WHAT TO WORK ON: How many lines in the data below have the string "pixel"? Reply with the number alone.

RECORD EXTRACTS:
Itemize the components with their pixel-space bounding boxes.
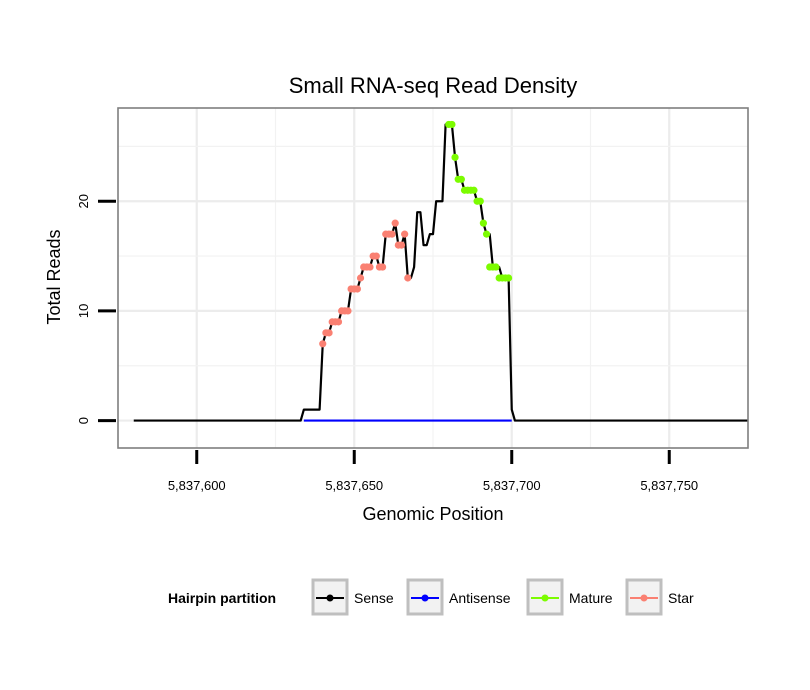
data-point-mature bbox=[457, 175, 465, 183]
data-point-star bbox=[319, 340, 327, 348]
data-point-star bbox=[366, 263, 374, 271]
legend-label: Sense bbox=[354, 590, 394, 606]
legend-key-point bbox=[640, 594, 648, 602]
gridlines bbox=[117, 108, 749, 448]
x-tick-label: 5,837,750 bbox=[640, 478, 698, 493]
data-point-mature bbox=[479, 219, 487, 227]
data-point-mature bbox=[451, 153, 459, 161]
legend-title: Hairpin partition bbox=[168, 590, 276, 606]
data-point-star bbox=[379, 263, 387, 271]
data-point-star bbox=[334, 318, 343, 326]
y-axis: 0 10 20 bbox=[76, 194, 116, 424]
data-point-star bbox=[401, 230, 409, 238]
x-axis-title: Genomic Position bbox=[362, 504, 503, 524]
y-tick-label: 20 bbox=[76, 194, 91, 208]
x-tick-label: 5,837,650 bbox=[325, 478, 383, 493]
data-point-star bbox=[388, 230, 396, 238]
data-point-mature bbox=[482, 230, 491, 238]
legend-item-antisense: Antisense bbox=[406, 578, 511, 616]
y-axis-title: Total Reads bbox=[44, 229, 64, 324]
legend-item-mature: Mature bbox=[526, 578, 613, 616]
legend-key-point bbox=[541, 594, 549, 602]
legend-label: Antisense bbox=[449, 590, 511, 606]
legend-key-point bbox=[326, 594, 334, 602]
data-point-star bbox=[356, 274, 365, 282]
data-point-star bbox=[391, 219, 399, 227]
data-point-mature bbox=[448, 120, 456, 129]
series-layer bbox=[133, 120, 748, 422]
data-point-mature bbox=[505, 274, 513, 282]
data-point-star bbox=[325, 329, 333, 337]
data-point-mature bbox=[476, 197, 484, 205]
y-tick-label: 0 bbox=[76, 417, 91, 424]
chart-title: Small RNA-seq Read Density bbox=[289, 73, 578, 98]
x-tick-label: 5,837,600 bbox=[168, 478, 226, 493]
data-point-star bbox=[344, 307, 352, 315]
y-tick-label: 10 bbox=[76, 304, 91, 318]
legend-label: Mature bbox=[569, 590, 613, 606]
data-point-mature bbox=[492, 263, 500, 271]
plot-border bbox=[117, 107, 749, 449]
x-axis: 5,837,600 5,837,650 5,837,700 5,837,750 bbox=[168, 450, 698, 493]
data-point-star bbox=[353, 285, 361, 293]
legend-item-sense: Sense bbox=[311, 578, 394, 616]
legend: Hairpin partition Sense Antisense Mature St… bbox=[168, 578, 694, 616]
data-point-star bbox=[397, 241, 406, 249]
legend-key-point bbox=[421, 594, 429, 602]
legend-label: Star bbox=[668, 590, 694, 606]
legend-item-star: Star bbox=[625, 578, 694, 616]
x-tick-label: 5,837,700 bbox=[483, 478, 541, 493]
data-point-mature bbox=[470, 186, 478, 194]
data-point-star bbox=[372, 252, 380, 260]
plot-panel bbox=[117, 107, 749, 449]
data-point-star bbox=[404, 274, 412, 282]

--

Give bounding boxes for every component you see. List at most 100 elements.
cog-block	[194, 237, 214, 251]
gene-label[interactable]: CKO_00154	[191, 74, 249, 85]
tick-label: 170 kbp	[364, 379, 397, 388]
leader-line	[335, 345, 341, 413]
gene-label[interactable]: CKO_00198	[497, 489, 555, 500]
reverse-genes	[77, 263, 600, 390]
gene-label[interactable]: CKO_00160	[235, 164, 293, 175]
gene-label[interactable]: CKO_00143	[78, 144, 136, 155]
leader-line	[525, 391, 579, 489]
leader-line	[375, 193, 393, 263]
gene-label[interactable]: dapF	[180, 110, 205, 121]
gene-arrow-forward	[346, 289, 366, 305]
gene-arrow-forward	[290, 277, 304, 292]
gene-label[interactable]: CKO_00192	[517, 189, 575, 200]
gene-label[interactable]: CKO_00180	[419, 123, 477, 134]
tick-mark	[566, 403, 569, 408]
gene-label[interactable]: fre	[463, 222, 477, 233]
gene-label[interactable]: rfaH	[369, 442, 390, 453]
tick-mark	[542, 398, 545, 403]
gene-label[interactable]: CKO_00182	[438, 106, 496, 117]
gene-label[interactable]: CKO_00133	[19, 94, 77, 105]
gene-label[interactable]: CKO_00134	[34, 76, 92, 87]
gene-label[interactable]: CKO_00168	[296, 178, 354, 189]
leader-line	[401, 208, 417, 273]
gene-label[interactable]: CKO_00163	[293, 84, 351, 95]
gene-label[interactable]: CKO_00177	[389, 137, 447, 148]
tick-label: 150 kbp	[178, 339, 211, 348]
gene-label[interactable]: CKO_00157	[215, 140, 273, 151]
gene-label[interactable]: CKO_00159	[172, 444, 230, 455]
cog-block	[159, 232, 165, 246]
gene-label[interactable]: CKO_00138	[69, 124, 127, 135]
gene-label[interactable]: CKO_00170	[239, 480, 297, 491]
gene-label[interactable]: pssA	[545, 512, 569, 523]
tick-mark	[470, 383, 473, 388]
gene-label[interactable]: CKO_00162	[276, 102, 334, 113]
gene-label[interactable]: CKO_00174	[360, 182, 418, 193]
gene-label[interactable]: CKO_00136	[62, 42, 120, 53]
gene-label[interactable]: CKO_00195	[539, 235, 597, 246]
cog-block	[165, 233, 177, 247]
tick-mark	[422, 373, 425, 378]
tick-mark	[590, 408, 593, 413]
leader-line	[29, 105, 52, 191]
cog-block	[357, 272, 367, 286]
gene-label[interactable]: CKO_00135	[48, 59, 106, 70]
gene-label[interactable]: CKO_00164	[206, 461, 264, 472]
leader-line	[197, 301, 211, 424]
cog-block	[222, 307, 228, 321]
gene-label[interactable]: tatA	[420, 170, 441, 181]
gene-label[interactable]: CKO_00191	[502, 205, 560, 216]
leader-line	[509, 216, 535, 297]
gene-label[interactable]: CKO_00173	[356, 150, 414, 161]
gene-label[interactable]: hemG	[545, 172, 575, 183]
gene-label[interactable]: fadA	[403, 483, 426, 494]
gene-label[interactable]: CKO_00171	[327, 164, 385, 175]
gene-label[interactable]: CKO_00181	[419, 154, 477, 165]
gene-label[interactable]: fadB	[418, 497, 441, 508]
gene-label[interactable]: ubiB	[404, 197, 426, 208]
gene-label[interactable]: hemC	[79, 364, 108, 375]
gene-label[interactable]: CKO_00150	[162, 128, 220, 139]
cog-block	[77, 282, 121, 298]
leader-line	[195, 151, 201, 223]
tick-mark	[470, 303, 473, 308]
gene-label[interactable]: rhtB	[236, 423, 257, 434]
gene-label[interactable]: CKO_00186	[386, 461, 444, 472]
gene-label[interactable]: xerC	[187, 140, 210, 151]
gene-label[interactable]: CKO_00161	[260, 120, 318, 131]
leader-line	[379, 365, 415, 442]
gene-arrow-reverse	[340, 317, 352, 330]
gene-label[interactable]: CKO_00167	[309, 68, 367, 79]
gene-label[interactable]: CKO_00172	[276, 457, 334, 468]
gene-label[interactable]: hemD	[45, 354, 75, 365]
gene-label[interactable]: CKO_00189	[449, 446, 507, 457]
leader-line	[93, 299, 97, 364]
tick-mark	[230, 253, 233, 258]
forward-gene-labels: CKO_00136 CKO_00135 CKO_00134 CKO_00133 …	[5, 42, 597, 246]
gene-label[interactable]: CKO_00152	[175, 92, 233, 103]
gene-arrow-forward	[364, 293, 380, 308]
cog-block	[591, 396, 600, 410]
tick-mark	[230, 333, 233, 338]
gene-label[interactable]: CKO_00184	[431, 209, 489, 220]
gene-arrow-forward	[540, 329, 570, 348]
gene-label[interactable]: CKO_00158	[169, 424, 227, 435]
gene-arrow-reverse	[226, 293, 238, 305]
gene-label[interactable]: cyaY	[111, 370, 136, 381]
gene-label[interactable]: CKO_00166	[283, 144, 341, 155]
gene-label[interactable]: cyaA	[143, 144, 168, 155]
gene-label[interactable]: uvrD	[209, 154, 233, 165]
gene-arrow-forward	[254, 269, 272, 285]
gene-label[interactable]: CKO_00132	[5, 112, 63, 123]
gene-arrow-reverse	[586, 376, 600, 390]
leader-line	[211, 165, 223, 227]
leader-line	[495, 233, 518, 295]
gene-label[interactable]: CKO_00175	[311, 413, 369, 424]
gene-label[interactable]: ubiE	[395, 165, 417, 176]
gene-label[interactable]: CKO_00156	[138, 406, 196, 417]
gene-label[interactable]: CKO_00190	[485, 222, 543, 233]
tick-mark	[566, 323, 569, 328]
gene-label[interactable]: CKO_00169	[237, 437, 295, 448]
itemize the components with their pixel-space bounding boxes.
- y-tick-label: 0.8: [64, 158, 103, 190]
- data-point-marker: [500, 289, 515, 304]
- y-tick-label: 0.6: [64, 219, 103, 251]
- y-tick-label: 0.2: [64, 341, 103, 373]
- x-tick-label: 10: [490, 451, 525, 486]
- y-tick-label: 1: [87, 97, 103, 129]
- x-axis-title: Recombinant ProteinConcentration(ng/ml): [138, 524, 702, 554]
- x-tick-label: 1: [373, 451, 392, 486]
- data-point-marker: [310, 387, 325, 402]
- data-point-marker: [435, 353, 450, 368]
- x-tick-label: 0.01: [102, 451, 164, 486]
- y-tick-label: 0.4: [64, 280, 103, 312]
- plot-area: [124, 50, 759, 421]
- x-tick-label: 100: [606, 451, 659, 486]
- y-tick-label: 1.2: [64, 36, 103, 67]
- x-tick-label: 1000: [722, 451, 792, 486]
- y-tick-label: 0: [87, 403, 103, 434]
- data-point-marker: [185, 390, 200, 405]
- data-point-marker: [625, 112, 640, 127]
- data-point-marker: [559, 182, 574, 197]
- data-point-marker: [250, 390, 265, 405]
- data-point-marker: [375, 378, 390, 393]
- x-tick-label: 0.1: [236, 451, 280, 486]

SOLUTION TO THE PROBLEM: 2